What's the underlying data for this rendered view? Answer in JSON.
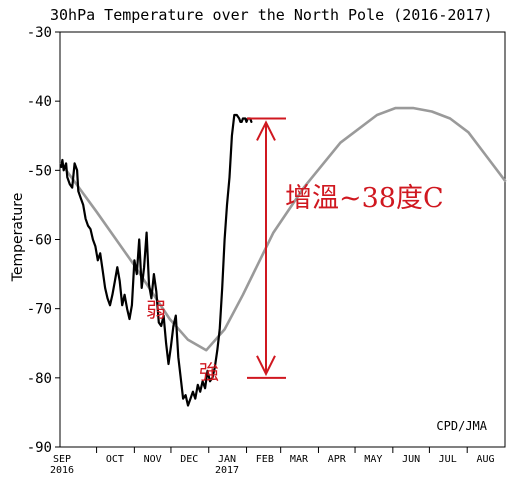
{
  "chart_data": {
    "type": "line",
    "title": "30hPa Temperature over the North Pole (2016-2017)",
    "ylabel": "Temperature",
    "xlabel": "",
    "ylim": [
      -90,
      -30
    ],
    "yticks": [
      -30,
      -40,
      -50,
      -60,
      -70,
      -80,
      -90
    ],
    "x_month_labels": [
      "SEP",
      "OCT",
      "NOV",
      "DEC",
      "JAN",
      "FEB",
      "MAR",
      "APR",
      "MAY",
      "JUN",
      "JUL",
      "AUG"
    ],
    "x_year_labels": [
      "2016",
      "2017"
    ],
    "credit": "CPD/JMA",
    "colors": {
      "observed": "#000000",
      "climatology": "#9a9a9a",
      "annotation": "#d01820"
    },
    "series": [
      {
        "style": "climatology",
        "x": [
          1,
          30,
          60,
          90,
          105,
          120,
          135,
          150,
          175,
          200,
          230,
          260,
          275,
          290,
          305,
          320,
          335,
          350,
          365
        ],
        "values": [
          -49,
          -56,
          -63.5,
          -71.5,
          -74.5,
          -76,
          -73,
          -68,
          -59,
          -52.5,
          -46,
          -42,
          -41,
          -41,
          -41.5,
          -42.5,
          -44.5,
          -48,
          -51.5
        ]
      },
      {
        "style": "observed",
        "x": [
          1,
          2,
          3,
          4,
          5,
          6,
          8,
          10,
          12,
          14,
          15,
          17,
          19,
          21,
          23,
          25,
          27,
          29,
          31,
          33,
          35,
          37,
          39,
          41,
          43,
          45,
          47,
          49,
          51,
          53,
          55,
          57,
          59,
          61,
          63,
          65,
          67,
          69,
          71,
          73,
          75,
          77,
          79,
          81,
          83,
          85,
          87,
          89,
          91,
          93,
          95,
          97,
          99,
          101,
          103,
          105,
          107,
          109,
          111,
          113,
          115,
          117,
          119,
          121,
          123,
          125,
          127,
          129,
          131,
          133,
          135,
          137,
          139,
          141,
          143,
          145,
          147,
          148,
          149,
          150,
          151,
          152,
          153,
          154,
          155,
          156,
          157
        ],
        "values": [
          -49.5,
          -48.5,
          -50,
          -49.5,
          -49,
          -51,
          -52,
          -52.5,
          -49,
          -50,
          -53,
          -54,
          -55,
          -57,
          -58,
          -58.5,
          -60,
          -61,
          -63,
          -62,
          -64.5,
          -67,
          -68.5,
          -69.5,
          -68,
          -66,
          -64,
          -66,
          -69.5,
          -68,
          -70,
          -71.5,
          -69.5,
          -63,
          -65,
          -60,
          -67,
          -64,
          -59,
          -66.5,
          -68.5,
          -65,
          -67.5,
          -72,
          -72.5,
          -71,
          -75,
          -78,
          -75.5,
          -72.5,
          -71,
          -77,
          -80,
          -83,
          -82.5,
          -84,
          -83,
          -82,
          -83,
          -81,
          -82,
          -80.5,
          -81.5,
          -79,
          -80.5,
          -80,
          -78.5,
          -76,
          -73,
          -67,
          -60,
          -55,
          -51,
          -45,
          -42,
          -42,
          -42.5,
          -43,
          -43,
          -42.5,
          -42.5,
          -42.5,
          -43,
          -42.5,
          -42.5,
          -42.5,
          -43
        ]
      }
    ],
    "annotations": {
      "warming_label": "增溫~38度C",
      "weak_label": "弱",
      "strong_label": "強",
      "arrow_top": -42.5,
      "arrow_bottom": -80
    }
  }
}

--

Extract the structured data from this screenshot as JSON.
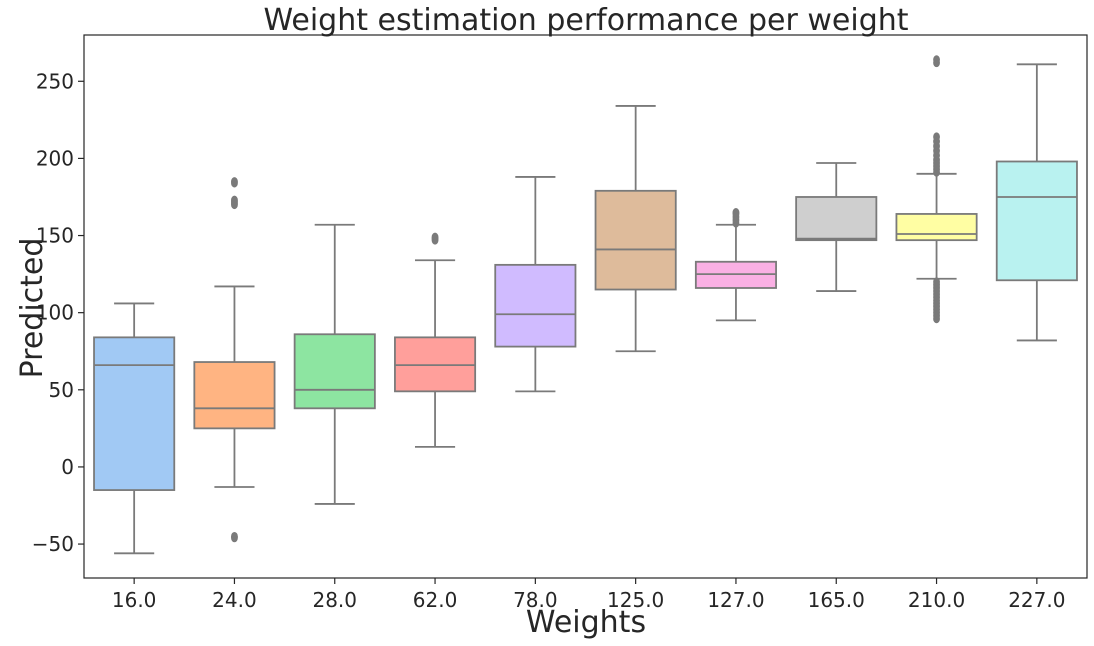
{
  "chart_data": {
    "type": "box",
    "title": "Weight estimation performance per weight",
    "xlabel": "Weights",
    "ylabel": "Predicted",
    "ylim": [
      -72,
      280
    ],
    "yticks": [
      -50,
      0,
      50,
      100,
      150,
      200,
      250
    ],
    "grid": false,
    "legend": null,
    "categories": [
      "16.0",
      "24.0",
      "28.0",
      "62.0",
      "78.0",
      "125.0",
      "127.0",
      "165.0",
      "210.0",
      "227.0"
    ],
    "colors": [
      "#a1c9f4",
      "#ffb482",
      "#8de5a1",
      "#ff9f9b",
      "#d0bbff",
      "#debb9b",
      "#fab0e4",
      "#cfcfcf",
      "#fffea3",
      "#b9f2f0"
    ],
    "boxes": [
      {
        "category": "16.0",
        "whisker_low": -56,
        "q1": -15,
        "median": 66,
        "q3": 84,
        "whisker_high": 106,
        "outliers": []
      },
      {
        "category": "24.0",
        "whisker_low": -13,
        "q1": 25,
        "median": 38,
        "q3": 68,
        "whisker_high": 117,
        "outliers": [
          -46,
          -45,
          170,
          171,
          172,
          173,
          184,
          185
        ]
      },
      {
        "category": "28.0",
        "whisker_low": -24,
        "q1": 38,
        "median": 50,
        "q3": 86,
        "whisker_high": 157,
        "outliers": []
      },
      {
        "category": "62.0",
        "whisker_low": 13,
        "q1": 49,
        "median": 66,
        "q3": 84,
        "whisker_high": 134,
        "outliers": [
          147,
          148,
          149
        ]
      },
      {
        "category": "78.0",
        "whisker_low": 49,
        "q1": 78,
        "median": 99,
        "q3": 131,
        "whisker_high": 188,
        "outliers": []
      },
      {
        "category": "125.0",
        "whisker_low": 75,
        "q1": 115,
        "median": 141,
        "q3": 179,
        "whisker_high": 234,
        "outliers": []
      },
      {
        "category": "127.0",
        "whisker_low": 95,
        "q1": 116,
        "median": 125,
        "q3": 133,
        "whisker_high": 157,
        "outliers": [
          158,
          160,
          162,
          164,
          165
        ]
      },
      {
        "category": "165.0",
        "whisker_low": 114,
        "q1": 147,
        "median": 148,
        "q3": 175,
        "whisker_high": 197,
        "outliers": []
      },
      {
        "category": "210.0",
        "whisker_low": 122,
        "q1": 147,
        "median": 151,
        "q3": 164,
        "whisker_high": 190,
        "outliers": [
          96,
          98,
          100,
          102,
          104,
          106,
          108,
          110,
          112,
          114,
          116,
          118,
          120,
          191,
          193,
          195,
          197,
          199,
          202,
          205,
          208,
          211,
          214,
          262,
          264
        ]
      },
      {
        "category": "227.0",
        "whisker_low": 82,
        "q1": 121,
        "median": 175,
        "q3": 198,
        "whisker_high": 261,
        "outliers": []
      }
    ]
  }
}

# WRITTEN REQUEST
In the records above, collect each line with "median".

# ANSWER TO THIS TASK
        "median": 66,
        "median": 38,
        "median": 50,
        "median": 66,
        "median": 99,
        "median": 141,
        "median": 125,
        "median": 148,
        "median": 151,
        "median": 175,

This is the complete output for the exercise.